▶ PROBLEM: Lift every line from the entries that includes the word "ציונים".

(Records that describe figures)
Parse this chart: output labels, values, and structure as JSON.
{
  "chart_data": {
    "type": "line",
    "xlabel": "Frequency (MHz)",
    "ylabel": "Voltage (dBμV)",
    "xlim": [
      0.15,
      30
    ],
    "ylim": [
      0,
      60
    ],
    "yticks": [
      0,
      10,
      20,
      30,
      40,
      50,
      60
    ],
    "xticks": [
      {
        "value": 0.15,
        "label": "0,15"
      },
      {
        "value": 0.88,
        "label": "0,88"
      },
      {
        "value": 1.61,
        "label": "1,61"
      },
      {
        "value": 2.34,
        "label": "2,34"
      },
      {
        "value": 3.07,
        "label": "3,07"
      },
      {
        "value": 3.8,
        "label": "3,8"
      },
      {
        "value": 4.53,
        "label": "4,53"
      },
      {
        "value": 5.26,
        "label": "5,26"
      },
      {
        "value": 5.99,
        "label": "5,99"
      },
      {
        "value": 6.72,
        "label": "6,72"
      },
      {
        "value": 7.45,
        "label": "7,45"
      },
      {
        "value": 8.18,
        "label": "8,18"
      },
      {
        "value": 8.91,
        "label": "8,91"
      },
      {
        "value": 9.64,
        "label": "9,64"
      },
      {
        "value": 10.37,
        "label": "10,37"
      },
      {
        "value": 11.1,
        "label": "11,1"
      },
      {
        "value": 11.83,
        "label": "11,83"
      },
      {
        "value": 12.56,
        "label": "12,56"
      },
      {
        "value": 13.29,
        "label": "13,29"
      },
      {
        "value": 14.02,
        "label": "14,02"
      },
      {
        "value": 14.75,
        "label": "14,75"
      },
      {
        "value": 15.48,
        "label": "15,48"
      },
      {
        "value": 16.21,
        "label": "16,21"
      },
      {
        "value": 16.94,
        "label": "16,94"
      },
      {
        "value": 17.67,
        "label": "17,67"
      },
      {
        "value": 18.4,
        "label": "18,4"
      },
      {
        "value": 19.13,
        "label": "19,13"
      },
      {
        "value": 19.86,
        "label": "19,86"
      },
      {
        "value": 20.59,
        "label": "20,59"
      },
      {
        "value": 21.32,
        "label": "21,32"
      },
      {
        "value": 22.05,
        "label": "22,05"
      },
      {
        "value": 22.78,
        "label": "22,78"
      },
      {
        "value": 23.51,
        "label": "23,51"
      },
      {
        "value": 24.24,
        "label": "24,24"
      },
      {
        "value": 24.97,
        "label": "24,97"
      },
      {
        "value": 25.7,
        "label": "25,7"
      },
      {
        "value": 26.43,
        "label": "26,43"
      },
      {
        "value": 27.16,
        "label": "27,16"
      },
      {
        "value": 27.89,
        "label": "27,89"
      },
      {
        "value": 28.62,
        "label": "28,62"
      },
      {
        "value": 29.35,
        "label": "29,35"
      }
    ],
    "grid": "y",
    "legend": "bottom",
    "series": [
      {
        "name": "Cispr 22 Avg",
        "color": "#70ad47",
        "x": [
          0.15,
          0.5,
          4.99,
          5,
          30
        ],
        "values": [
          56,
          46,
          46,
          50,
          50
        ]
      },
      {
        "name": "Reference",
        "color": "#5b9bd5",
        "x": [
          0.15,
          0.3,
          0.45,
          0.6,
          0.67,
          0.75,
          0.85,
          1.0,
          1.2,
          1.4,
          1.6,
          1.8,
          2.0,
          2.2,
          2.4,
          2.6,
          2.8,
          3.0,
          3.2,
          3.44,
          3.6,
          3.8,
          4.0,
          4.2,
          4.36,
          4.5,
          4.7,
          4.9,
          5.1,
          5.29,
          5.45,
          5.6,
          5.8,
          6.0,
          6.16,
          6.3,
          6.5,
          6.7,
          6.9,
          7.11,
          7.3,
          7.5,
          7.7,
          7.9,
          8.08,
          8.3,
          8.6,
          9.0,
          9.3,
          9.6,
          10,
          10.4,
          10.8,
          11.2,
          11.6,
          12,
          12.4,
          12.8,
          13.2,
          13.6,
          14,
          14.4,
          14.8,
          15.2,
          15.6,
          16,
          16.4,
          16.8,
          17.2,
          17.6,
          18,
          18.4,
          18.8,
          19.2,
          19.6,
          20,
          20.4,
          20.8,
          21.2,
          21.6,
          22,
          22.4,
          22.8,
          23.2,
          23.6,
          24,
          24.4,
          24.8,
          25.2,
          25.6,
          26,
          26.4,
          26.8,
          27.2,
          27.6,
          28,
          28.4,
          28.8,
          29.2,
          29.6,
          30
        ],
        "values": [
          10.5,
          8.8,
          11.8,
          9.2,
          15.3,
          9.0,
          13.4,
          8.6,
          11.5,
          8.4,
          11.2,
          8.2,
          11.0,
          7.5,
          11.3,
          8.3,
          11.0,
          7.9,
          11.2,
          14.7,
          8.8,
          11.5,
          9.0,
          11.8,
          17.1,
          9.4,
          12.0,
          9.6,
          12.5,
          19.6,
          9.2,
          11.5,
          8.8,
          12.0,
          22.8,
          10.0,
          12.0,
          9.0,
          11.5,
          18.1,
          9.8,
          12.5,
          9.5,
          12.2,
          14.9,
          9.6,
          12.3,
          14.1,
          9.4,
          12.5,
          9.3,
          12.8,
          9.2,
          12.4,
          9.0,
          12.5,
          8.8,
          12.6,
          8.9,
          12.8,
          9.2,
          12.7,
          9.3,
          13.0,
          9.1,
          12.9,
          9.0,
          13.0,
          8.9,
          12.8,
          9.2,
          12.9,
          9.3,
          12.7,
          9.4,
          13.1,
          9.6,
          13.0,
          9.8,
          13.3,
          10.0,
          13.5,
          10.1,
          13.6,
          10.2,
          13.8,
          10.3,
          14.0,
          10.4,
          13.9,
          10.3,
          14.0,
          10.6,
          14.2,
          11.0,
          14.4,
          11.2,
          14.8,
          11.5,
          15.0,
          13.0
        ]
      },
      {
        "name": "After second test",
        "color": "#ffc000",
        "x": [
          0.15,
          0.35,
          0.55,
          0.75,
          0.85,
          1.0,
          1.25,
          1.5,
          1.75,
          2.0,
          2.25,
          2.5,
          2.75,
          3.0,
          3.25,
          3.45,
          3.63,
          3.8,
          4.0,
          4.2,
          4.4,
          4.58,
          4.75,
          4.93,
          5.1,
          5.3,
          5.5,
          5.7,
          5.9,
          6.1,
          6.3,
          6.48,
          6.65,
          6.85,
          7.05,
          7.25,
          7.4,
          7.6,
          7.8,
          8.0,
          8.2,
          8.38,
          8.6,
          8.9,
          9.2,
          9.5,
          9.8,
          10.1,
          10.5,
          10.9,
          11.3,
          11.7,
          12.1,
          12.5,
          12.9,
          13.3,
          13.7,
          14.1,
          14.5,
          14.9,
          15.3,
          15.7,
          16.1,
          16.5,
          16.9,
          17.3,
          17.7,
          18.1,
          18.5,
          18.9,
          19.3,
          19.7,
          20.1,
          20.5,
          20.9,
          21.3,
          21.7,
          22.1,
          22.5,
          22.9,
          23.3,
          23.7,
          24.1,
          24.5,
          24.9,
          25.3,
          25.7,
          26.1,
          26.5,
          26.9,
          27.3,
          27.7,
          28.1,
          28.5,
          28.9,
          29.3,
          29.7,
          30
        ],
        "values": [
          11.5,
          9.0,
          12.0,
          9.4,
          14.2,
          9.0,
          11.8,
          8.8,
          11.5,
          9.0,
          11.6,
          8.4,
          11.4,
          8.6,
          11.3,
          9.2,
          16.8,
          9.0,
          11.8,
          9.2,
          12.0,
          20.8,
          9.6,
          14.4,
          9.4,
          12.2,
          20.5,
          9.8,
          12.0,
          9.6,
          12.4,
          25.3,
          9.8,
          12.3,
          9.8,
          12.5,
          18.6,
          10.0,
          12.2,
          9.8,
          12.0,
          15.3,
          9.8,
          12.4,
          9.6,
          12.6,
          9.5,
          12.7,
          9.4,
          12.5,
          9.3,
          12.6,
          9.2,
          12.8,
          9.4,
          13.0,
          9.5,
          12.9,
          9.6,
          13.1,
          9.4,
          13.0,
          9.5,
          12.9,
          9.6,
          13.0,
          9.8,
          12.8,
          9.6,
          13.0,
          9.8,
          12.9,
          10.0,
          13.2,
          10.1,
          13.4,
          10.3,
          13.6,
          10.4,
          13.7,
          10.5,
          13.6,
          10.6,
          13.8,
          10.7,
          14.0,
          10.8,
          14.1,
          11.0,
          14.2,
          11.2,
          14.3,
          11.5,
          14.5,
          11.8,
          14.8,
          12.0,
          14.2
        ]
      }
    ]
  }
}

==

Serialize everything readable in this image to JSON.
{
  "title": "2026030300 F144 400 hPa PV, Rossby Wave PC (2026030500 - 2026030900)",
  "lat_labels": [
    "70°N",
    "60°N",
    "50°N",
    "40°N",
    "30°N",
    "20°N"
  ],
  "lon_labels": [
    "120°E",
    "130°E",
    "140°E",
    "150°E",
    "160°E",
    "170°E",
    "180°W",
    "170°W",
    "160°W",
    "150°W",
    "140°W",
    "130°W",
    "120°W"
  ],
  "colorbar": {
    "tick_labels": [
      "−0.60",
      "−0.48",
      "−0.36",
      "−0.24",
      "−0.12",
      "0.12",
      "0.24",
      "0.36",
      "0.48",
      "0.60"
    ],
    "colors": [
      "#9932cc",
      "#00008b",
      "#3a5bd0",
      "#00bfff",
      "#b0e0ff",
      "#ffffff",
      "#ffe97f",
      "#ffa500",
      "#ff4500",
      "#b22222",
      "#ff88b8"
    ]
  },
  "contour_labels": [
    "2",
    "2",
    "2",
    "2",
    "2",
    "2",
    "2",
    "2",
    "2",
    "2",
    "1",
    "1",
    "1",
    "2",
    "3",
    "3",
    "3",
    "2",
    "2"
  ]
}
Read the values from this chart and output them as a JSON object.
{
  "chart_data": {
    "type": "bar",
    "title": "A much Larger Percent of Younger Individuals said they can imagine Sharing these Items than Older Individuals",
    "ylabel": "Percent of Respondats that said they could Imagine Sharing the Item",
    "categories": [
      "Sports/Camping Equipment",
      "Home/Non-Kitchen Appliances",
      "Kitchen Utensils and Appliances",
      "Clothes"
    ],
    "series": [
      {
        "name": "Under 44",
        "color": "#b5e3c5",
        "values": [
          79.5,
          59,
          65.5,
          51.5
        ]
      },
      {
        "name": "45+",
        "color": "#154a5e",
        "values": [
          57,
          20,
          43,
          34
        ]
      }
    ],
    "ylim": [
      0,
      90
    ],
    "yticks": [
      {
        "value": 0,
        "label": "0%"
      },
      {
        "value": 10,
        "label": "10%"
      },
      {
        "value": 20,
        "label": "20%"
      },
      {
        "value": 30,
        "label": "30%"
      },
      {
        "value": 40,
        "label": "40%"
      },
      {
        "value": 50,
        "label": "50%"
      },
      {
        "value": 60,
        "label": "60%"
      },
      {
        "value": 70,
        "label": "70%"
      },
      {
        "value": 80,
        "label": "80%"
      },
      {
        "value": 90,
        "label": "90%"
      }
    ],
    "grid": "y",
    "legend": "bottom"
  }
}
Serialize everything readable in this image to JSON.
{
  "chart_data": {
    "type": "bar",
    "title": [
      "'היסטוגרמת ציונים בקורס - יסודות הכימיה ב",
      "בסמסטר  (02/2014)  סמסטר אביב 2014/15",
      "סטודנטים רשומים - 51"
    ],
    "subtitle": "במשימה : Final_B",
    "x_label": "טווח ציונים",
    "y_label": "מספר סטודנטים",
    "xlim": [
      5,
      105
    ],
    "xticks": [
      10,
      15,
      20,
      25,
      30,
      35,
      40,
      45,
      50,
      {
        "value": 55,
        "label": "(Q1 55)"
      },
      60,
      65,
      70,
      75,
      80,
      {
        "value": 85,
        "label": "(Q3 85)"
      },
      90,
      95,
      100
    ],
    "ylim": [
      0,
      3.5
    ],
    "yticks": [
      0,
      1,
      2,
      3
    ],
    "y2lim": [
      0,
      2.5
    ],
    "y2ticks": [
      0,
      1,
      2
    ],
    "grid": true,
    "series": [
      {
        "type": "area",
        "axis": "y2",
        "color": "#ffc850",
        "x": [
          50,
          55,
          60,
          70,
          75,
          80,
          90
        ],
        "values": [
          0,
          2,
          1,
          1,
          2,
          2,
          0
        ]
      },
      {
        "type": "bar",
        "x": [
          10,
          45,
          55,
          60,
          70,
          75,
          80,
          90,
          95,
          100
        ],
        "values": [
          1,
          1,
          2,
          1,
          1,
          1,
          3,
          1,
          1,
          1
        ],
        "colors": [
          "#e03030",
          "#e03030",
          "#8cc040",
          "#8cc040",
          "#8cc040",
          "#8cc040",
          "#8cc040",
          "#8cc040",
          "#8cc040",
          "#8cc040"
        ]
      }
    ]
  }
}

* * *

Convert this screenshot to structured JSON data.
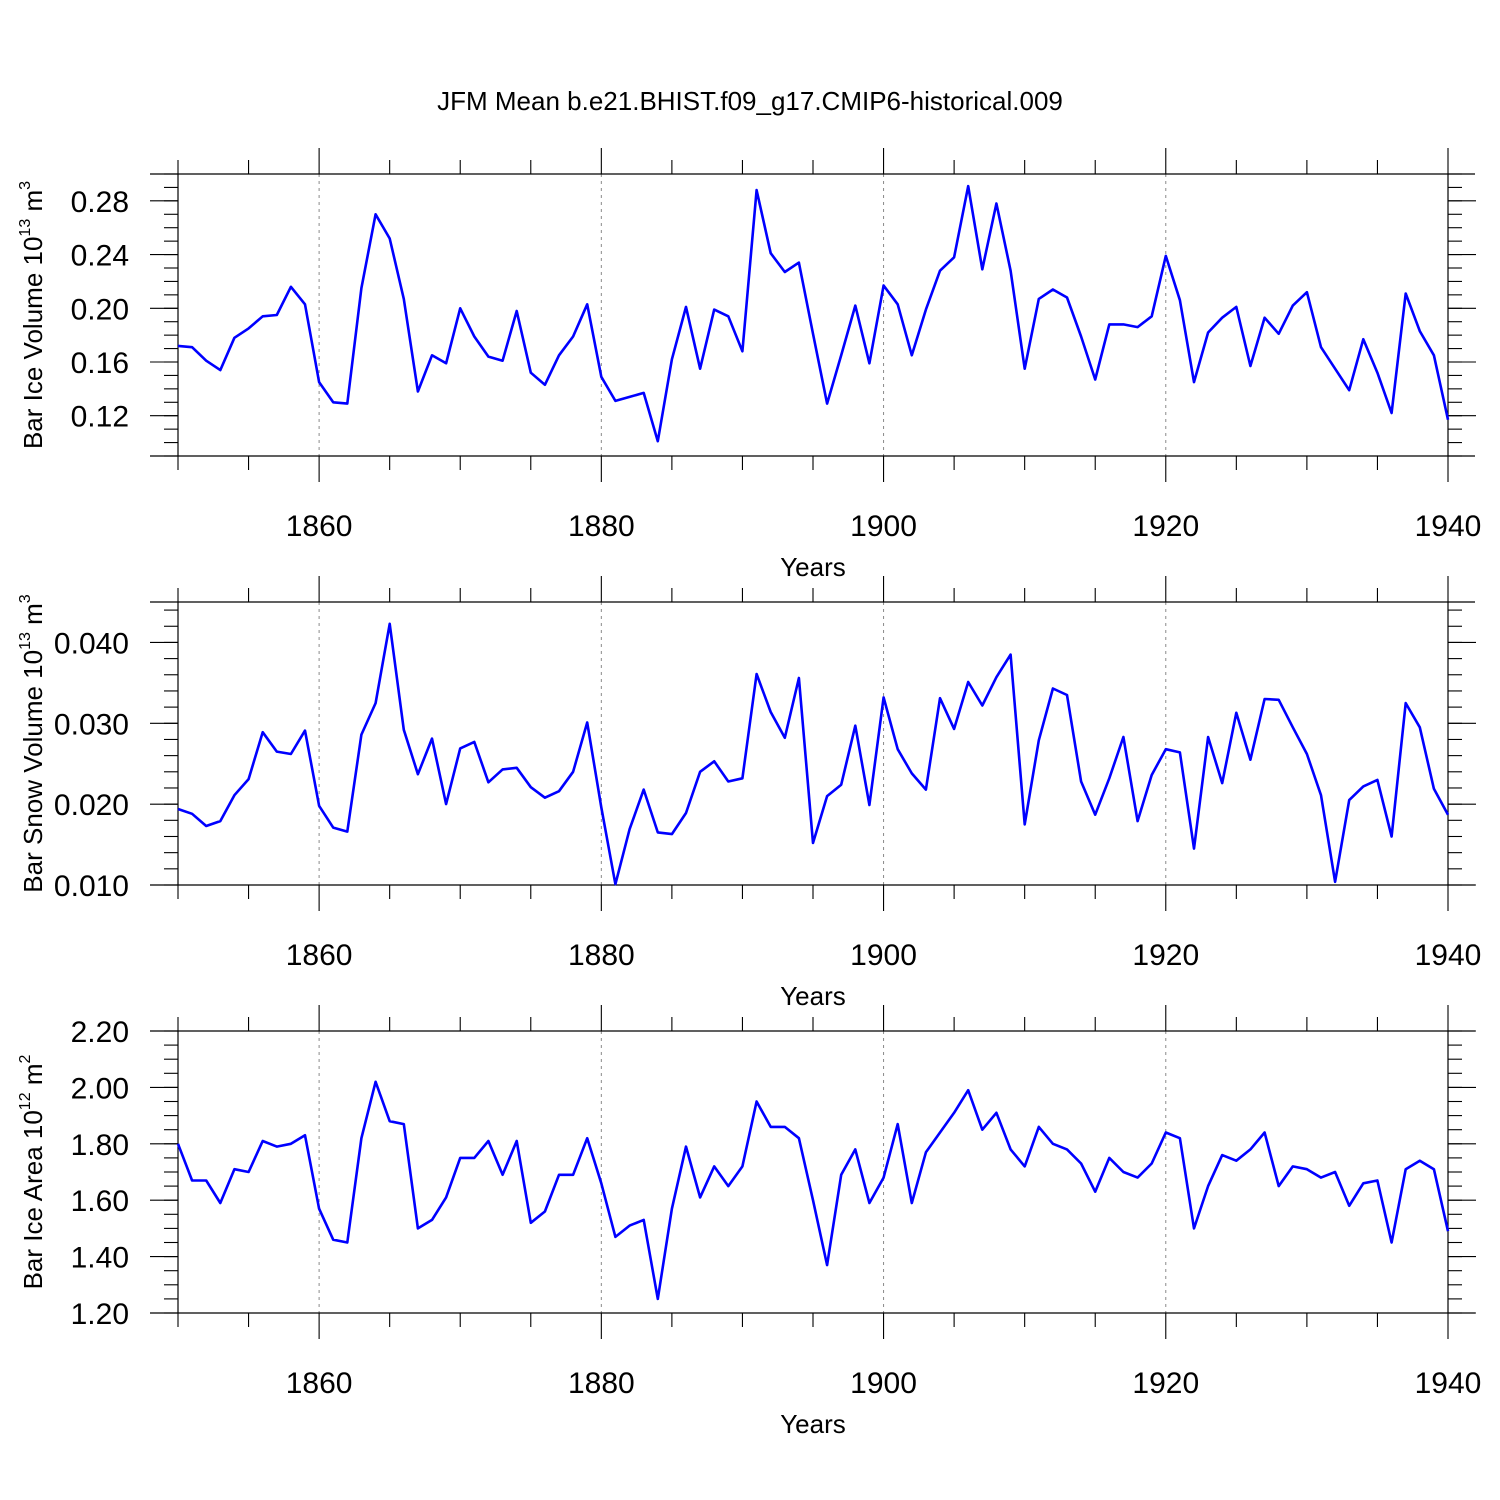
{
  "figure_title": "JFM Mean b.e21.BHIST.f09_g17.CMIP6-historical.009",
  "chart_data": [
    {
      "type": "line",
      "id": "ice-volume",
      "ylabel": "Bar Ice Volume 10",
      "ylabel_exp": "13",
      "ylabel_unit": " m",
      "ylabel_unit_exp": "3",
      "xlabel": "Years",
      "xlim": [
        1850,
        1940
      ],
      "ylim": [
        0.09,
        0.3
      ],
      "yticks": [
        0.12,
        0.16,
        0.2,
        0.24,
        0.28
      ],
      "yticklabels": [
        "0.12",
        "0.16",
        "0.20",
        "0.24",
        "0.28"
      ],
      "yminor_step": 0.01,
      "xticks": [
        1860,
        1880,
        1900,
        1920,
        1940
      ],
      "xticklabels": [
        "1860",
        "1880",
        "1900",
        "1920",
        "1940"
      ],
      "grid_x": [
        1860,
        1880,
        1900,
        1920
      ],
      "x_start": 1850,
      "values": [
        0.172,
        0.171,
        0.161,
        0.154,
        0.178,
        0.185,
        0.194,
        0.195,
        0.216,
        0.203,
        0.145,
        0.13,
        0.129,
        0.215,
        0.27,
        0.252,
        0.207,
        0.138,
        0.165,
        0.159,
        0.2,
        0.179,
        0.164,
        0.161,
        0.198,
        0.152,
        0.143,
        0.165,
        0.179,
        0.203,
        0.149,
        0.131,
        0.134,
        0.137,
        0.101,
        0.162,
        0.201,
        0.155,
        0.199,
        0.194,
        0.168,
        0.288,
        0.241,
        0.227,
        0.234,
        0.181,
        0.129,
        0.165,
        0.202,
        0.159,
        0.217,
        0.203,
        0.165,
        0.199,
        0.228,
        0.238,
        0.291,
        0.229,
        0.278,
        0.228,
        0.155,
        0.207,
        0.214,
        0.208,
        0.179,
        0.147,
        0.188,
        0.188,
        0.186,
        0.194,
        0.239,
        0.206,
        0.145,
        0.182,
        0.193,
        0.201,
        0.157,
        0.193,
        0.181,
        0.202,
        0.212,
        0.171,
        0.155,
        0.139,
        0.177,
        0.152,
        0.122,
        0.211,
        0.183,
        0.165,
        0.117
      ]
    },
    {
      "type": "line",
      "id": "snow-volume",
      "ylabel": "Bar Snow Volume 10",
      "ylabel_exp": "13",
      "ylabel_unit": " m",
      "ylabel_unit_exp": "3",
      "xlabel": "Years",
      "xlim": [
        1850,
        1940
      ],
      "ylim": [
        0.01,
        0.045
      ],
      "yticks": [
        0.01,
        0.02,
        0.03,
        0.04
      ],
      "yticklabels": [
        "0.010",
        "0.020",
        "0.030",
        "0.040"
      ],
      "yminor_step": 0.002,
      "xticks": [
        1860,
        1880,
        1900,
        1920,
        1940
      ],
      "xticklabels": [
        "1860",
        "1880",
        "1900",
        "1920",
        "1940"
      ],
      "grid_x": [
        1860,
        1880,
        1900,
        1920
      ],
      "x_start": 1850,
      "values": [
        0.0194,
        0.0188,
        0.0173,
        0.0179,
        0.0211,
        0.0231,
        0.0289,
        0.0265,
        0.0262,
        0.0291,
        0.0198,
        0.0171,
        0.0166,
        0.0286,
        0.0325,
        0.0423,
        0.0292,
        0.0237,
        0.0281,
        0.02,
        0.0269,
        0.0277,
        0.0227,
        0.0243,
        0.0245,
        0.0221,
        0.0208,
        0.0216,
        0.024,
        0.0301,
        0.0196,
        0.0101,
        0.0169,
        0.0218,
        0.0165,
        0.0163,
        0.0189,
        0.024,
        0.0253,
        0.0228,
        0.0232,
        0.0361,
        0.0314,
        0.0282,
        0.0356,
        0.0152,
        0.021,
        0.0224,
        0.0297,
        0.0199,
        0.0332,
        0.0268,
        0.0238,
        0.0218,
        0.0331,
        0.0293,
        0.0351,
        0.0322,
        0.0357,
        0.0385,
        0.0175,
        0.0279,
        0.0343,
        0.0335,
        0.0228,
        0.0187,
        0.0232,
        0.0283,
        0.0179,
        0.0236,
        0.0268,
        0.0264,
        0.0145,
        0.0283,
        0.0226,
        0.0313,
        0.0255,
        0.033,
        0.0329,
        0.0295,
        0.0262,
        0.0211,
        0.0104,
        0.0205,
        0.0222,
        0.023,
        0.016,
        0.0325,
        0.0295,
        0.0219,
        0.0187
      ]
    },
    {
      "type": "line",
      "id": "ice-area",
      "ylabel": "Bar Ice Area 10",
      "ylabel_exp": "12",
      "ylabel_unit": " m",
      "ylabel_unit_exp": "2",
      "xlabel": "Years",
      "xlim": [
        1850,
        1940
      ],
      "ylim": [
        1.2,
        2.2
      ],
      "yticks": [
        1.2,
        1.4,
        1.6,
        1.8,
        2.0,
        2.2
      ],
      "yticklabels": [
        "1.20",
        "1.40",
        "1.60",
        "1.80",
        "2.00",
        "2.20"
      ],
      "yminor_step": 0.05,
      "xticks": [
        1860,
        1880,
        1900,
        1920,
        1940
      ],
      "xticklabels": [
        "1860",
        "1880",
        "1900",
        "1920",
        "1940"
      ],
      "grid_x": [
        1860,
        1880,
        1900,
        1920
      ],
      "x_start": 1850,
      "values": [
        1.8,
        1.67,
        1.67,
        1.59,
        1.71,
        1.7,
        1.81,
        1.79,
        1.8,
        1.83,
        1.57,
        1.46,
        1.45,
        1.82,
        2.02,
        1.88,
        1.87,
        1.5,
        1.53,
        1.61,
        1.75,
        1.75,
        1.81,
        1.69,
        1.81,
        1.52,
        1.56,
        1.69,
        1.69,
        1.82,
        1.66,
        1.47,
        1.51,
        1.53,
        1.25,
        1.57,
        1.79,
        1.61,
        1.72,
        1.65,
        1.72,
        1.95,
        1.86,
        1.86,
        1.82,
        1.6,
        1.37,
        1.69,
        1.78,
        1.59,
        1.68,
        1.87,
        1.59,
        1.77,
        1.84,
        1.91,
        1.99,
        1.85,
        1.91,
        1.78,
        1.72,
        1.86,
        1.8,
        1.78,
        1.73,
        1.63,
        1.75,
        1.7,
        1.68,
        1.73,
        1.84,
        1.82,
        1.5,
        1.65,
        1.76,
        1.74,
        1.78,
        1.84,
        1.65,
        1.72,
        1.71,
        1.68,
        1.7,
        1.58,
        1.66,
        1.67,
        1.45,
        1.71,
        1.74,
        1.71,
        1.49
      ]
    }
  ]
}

▶ CORRECT ANSWER:
      "'היסטוגרמת ציונים בקורס - יסודות הכימיה ב",
    "x_label": "טווח ציונים",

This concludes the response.